BEGIN

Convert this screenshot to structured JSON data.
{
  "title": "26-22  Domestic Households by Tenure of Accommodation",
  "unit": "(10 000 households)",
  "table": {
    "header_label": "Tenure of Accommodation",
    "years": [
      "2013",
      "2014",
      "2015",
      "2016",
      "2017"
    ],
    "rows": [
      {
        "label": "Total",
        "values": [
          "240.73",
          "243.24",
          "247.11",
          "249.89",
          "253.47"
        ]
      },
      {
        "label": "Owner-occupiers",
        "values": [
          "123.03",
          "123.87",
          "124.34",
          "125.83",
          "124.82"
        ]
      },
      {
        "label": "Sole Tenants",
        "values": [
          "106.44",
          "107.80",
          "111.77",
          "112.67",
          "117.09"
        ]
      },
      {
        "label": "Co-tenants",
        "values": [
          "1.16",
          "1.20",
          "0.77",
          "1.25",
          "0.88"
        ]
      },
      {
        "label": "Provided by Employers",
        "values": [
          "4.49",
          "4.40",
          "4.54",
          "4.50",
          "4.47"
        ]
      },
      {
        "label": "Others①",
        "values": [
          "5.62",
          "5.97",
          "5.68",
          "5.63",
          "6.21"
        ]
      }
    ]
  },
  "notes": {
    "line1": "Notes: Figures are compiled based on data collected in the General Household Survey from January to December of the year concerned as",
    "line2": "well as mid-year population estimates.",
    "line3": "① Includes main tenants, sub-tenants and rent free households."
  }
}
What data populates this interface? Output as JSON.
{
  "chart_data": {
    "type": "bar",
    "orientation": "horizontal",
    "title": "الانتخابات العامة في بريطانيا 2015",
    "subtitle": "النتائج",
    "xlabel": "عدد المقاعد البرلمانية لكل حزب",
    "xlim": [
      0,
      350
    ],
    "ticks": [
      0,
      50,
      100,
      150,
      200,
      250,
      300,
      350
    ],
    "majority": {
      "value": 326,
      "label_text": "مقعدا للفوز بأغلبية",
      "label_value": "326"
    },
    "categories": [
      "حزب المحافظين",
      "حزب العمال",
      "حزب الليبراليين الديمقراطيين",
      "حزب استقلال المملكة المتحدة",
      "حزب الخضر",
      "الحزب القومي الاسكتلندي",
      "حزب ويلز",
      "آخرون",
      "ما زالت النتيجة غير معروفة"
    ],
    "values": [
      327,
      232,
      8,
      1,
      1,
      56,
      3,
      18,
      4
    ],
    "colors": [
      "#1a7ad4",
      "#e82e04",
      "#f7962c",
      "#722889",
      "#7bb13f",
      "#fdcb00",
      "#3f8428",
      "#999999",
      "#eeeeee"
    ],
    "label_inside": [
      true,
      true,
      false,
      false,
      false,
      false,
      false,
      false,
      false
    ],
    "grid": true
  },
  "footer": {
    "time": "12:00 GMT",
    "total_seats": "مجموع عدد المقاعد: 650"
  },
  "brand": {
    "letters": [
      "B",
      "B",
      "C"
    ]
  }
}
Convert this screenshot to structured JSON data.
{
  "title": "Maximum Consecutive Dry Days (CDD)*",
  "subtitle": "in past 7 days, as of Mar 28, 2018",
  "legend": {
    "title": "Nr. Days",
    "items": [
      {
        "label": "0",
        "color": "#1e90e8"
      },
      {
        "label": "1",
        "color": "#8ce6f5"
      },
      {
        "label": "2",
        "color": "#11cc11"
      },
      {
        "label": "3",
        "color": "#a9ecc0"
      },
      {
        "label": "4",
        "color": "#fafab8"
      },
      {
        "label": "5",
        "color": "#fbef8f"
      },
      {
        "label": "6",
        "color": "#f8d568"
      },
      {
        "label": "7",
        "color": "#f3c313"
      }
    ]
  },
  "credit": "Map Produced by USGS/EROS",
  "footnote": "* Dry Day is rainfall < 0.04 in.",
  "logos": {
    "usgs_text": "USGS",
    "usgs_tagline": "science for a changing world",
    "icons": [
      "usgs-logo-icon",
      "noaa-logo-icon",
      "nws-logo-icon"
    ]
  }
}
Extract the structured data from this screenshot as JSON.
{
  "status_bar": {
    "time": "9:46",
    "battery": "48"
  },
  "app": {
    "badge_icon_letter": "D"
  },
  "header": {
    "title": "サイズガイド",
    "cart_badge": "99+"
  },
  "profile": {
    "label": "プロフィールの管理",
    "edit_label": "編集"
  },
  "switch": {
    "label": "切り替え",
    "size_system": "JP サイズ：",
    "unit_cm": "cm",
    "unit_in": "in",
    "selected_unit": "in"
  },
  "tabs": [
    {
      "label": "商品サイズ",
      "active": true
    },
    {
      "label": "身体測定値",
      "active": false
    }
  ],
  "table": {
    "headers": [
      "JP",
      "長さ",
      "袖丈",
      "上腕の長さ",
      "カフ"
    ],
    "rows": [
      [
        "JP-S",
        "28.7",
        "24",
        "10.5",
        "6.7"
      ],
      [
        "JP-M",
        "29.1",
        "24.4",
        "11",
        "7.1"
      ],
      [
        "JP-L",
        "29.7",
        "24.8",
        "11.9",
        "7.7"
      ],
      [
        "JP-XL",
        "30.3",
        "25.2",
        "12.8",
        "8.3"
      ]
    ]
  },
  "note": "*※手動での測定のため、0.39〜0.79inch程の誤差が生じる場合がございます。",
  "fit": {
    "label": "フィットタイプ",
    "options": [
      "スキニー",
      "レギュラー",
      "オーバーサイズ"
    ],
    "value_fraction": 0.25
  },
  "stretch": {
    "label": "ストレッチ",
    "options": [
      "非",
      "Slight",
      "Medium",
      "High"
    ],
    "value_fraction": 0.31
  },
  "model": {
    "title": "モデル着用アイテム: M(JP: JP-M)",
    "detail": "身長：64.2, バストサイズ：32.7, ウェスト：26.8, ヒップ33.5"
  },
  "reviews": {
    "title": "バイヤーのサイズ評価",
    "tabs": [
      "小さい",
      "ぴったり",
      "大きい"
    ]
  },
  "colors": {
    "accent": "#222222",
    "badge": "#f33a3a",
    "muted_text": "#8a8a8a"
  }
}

END

> _Written problem_:
Show every line in the entries where the string "Accommodation" occurs.

> _Solved exercise_:
  "title": "26-22  Domestic Households by Tenure of Accommodation",
    "header_label": "Tenure of Accommodation",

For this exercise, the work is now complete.